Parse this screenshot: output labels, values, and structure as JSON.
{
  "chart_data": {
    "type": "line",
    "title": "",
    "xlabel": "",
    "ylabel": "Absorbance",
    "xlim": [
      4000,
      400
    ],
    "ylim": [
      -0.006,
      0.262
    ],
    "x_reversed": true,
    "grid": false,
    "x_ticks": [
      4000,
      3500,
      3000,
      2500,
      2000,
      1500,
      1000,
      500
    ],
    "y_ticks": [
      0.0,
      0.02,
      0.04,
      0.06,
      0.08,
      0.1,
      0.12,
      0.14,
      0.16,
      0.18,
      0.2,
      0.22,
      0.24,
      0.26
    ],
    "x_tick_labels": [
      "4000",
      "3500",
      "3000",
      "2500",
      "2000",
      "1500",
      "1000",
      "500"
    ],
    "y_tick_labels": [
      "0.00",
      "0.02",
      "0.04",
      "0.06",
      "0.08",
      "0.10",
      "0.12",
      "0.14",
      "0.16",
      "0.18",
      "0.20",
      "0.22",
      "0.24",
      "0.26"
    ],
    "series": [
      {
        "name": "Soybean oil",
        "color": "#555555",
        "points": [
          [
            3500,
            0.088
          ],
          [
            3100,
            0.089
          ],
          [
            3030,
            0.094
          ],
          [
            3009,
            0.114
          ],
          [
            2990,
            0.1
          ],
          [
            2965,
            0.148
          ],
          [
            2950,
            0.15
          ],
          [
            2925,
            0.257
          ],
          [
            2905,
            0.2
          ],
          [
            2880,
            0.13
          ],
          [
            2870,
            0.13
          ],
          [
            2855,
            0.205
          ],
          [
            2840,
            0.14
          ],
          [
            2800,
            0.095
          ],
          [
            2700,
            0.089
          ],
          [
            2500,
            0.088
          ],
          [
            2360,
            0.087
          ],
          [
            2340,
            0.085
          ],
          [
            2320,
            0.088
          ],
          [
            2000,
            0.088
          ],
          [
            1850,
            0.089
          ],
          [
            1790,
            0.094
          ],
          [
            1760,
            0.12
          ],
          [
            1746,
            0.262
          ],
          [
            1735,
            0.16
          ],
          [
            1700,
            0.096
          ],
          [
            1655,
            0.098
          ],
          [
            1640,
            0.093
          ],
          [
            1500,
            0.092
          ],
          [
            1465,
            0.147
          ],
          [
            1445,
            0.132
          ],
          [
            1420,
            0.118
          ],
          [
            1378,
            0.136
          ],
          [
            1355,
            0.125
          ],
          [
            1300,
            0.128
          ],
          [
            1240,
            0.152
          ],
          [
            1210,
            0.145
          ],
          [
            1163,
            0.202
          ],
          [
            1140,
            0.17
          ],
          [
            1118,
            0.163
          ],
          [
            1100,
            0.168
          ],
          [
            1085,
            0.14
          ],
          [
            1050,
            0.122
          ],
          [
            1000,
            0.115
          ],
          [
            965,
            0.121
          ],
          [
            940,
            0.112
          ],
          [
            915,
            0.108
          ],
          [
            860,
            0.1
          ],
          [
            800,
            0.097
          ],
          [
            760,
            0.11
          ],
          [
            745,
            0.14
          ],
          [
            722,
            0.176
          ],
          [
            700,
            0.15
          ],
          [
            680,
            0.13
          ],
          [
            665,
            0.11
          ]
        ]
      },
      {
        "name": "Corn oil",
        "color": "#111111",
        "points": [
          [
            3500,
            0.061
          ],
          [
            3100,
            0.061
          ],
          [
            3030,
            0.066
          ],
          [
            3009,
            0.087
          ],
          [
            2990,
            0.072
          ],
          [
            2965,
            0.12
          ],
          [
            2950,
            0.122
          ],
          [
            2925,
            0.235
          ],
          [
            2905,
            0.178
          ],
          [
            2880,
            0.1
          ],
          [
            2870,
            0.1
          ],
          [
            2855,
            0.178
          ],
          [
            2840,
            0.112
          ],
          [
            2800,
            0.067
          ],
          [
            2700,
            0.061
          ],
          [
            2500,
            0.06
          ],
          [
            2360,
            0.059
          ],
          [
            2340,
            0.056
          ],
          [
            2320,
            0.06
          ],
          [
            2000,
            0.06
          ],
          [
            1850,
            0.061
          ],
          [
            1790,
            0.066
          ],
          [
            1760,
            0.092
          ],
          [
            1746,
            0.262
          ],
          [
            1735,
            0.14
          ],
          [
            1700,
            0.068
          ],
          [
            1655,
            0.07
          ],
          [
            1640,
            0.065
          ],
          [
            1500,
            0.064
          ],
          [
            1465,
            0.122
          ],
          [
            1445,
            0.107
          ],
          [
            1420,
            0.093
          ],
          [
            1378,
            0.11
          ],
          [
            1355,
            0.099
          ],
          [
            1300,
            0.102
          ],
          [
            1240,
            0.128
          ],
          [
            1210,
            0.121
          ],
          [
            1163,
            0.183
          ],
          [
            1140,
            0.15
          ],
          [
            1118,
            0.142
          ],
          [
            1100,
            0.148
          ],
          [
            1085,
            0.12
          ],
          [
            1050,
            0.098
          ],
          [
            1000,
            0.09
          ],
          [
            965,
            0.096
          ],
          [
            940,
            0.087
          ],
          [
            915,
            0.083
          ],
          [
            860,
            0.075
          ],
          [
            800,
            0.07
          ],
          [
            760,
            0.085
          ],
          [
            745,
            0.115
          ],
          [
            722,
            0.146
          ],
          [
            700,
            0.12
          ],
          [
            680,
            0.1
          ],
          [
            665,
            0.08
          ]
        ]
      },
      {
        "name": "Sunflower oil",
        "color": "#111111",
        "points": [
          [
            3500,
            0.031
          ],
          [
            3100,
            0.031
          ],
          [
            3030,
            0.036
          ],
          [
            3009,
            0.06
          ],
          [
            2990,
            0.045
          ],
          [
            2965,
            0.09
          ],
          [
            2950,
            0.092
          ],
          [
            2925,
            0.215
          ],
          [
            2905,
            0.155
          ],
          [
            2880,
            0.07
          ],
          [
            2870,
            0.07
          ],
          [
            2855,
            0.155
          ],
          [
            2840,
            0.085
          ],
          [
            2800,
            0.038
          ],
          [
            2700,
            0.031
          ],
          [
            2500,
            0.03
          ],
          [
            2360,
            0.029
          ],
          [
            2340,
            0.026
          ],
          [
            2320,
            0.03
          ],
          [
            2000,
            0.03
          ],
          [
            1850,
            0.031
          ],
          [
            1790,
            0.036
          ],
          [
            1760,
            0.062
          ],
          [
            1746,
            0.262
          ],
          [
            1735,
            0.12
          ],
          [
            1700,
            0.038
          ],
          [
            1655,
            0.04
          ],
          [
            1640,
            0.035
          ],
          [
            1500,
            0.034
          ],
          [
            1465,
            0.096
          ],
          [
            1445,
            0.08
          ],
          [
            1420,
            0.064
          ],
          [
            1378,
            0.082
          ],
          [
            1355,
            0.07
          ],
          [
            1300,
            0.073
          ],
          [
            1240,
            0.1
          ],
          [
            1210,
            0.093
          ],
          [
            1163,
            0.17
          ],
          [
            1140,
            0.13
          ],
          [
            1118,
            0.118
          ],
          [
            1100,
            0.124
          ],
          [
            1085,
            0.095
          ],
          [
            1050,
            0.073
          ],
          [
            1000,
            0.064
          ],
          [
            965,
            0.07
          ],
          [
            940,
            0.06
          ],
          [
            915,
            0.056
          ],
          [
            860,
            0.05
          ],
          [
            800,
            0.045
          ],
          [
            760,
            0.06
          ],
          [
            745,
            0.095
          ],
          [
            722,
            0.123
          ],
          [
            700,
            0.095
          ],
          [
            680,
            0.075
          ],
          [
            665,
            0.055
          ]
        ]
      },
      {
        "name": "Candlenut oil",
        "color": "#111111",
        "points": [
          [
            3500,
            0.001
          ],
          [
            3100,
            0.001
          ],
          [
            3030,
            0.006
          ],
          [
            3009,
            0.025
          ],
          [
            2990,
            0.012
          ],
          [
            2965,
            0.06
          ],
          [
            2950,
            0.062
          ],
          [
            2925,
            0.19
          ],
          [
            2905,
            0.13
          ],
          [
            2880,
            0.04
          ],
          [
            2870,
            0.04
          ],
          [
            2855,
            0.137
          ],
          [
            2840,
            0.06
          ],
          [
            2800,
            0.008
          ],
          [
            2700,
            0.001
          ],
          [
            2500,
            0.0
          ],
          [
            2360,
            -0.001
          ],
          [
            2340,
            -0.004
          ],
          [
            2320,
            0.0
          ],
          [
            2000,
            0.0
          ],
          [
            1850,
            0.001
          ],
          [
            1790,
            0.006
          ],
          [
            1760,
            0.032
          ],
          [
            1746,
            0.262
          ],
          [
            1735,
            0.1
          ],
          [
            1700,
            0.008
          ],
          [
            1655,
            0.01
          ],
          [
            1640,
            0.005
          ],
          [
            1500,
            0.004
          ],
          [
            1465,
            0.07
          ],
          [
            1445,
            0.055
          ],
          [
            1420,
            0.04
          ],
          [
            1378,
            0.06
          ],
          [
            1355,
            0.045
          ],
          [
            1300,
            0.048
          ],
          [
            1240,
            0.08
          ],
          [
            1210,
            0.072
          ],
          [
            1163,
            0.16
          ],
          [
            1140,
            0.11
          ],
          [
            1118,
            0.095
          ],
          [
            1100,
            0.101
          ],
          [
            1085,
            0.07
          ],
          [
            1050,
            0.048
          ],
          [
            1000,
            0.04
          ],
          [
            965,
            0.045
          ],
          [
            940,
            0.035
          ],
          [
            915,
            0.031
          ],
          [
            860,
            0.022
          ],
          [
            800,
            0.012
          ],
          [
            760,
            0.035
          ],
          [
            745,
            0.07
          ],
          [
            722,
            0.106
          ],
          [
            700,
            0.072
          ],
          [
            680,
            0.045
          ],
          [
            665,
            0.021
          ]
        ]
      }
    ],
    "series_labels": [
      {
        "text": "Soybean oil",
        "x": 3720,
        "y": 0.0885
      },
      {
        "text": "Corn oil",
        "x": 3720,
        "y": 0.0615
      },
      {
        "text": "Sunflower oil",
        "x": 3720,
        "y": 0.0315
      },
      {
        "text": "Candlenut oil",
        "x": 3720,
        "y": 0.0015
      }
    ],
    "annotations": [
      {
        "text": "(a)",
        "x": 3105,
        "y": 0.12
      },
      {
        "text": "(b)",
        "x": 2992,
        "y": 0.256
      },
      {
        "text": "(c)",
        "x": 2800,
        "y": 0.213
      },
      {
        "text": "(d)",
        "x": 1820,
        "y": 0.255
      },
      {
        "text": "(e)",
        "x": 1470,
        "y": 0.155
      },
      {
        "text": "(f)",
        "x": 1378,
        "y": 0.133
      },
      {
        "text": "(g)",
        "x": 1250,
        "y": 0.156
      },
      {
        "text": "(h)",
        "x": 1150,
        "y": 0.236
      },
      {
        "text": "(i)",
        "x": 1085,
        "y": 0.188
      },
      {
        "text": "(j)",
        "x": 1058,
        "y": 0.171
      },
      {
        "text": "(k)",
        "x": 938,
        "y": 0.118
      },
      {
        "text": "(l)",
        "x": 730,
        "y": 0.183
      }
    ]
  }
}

_ _ _ _

* [Directive]:
From the entries above, extract each line containing "name".

* [Full answer]:
        "name": "Soybean oil",
        "name": "Corn oil",
        "name": "Sunflower oil",
        "name": "Candlenut oil",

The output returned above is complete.